**Stated task**
Every record should be written out exactly, with the pictures left out.

[Items listed in a dataset]
+++++

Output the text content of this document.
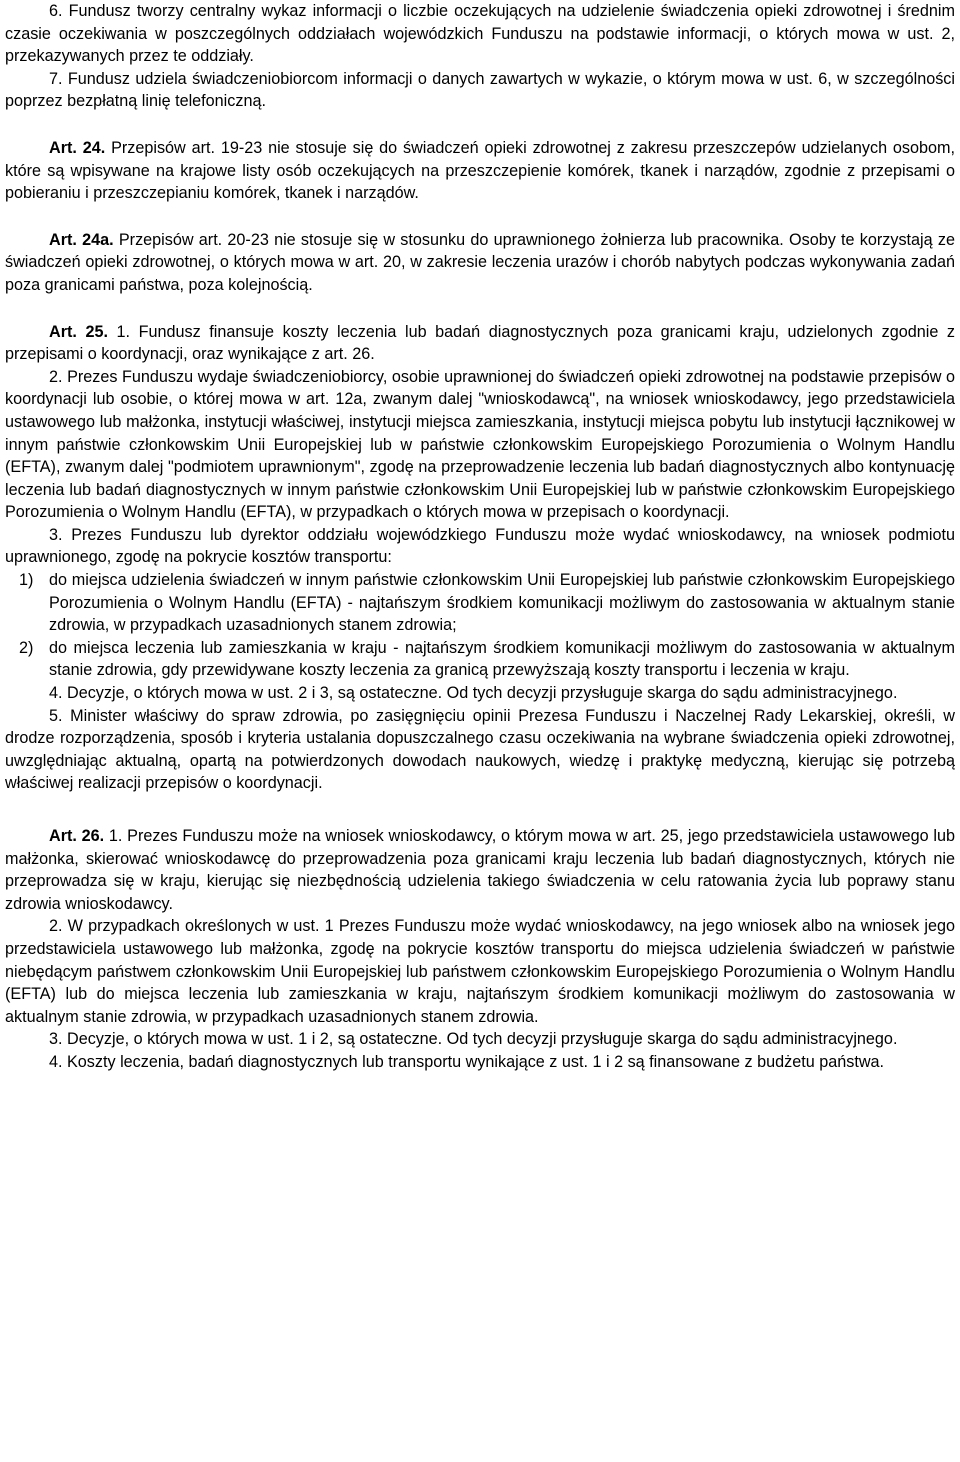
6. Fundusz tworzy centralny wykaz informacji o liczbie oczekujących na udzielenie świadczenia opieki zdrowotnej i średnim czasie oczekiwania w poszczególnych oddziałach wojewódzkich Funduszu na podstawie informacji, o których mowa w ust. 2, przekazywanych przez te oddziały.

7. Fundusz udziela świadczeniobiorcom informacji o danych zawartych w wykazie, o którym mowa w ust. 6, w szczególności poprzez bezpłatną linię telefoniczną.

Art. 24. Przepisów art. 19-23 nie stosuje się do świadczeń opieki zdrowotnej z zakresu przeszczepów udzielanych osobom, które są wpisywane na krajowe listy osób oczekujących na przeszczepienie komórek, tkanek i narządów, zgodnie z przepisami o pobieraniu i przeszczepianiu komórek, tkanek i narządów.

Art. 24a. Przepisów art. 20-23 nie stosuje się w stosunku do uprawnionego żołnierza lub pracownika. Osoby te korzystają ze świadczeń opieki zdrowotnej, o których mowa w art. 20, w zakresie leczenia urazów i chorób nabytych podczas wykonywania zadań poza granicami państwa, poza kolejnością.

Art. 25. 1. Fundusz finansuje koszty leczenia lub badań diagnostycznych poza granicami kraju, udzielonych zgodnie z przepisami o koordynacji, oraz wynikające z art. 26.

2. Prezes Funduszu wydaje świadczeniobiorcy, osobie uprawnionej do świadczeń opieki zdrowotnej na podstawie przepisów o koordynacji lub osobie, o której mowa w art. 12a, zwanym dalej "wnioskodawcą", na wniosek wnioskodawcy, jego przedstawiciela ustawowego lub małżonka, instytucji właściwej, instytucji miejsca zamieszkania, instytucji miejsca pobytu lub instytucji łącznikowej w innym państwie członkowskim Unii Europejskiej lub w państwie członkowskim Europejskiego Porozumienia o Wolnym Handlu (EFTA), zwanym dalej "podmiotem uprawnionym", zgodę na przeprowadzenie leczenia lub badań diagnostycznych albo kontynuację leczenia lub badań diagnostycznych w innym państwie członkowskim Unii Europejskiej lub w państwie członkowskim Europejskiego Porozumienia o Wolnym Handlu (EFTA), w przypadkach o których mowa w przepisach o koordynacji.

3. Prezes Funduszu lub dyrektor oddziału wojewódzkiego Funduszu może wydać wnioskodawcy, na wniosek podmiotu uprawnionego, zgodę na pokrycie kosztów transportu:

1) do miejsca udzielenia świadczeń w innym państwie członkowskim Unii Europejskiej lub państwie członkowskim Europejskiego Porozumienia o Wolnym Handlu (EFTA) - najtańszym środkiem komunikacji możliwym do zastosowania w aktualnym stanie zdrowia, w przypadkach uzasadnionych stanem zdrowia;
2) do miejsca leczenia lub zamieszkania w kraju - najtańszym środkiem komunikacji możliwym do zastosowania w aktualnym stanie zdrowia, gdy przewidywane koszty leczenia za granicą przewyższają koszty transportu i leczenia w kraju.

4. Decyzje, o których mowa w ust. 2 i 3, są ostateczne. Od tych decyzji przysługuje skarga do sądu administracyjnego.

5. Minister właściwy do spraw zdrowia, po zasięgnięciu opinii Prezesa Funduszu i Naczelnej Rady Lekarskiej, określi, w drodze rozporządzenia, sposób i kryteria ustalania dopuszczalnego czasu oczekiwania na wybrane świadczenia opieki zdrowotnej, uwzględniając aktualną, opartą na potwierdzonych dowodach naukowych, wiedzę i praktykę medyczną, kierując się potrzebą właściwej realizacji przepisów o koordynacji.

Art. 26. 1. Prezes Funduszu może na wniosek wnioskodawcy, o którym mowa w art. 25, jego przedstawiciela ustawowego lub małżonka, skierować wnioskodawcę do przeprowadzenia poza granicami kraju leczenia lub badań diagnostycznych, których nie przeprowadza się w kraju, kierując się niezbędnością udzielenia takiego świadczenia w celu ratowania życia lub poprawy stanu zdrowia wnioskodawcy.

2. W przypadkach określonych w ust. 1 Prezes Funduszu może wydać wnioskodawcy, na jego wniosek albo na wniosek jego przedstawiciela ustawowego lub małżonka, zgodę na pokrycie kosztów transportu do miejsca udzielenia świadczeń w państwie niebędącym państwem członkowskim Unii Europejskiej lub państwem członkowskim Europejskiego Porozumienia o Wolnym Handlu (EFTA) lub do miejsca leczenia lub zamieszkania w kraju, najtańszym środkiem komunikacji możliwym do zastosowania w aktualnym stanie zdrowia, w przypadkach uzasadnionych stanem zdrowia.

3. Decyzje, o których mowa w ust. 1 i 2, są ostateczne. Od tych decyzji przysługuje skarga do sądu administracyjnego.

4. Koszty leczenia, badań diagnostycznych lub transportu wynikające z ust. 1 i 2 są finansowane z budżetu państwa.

+++++

**Output of the exercise**
Output the text content of this document.
6. Fundusz tworzy centralny wykaz informacji o liczbie oczekujących na udzielenie świadczenia opieki zdrowotnej i średnim czasie oczekiwania w poszczególnych oddziałach wojewódzkich Funduszu na podstawie informacji, o których mowa w ust. 2, przekazywanych przez te oddziały.

7. Fundusz udziela świadczeniobiorcom informacji o danych zawartych w wykazie, o którym mowa w ust. 6, w szczególności poprzez bezpłatną linię telefoniczną.

Art. 24. Przepisów art. 19-23 nie stosuje się do świadczeń opieki zdrowotnej z zakresu przeszczepów udzielanych osobom, które są wpisywane na krajowe listy osób oczekujących na przeszczepienie komórek, tkanek i narządów, zgodnie z przepisami o pobieraniu i przeszczepianiu komórek, tkanek i narządów.

Art. 24a. Przepisów art. 20-23 nie stosuje się w stosunku do uprawnionego żołnierza lub pracownika. Osoby te korzystają ze świadczeń opieki zdrowotnej, o których mowa w art. 20, w zakresie leczenia urazów i chorób nabytych podczas wykonywania zadań poza granicami państwa, poza kolejnością.

Art. 25. 1. Fundusz finansuje koszty leczenia lub badań diagnostycznych poza granicami kraju, udzielonych zgodnie z przepisami o koordynacji, oraz wynikające z art. 26.

2. Prezes Funduszu wydaje świadczeniobiorcy, osobie uprawnionej do świadczeń opieki zdrowotnej na podstawie przepisów o koordynacji lub osobie, o której mowa w art. 12a, zwanym dalej "wnioskodawcą", na wniosek wnioskodawcy, jego przedstawiciela ustawowego lub małżonka, instytucji właściwej, instytucji miejsca zamieszkania, instytucji miejsca pobytu lub instytucji łącznikowej w innym państwie członkowskim Unii Europejskiej lub w państwie członkowskim Europejskiego Porozumienia o Wolnym Handlu (EFTA), zwanym dalej "podmiotem uprawnionym", zgodę na przeprowadzenie leczenia lub badań diagnostycznych albo kontynuację leczenia lub badań diagnostycznych w innym państwie członkowskim Unii Europejskiej lub w państwie członkowskim Europejskiego Porozumienia o Wolnym Handlu (EFTA), w przypadkach o których mowa w przepisach o koordynacji.

3. Prezes Funduszu lub dyrektor oddziału wojewódzkiego Funduszu może wydać wnioskodawcy, na wniosek podmiotu uprawnionego, zgodę na pokrycie kosztów transportu:

1) do miejsca udzielenia świadczeń w innym państwie członkowskim Unii Europejskiej lub państwie członkowskim Europejskiego Porozumienia o Wolnym Handlu (EFTA) - najtańszym środkiem komunikacji możliwym do zastosowania w aktualnym stanie zdrowia, w przypadkach uzasadnionych stanem zdrowia;
2) do miejsca leczenia lub zamieszkania w kraju - najtańszym środkiem komunikacji możliwym do zastosowania w aktualnym stanie zdrowia, gdy przewidywane koszty leczenia za granicą przewyższają koszty transportu i leczenia w kraju.

4. Decyzje, o których mowa w ust. 2 i 3, są ostateczne. Od tych decyzji przysługuje skarga do sądu administracyjnego.

5. Minister właściwy do spraw zdrowia, po zasięgnięciu opinii Prezesa Funduszu i Naczelnej Rady Lekarskiej, określi, w drodze rozporządzenia, sposób i kryteria ustalania dopuszczalnego czasu oczekiwania na wybrane świadczenia opieki zdrowotnej, uwzględniając aktualną, opartą na potwierdzonych dowodach naukowych, wiedzę i praktykę medyczną, kierując się potrzebą właściwej realizacji przepisów o koordynacji.

Art. 26. 1. Prezes Funduszu może na wniosek wnioskodawcy, o którym mowa w art. 25, jego przedstawiciela ustawowego lub małżonka, skierować wnioskodawcę do przeprowadzenia poza granicami kraju leczenia lub badań diagnostycznych, których nie przeprowadza się w kraju, kierując się niezbędnością udzielenia takiego świadczenia w celu ratowania życia lub poprawy stanu zdrowia wnioskodawcy.

2. W przypadkach określonych w ust. 1 Prezes Funduszu może wydać wnioskodawcy, na jego wniosek albo na wniosek jego przedstawiciela ustawowego lub małżonka, zgodę na pokrycie kosztów transportu do miejsca udzielenia świadczeń w państwie niebędącym państwem członkowskim Unii Europejskiej lub państwem członkowskim Europejskiego Porozumienia o Wolnym Handlu (EFTA) lub do miejsca leczenia lub zamieszkania w kraju, najtańszym środkiem komunikacji możliwym do zastosowania w aktualnym stanie zdrowia, w przypadkach uzasadnionych stanem zdrowia.

3. Decyzje, o których mowa w ust. 1 i 2, są ostateczne. Od tych decyzji przysługuje skarga do sądu administracyjnego.

4. Koszty leczenia, badań diagnostycznych lub transportu wynikające z ust. 1 i 2 są finansowane z budżetu państwa.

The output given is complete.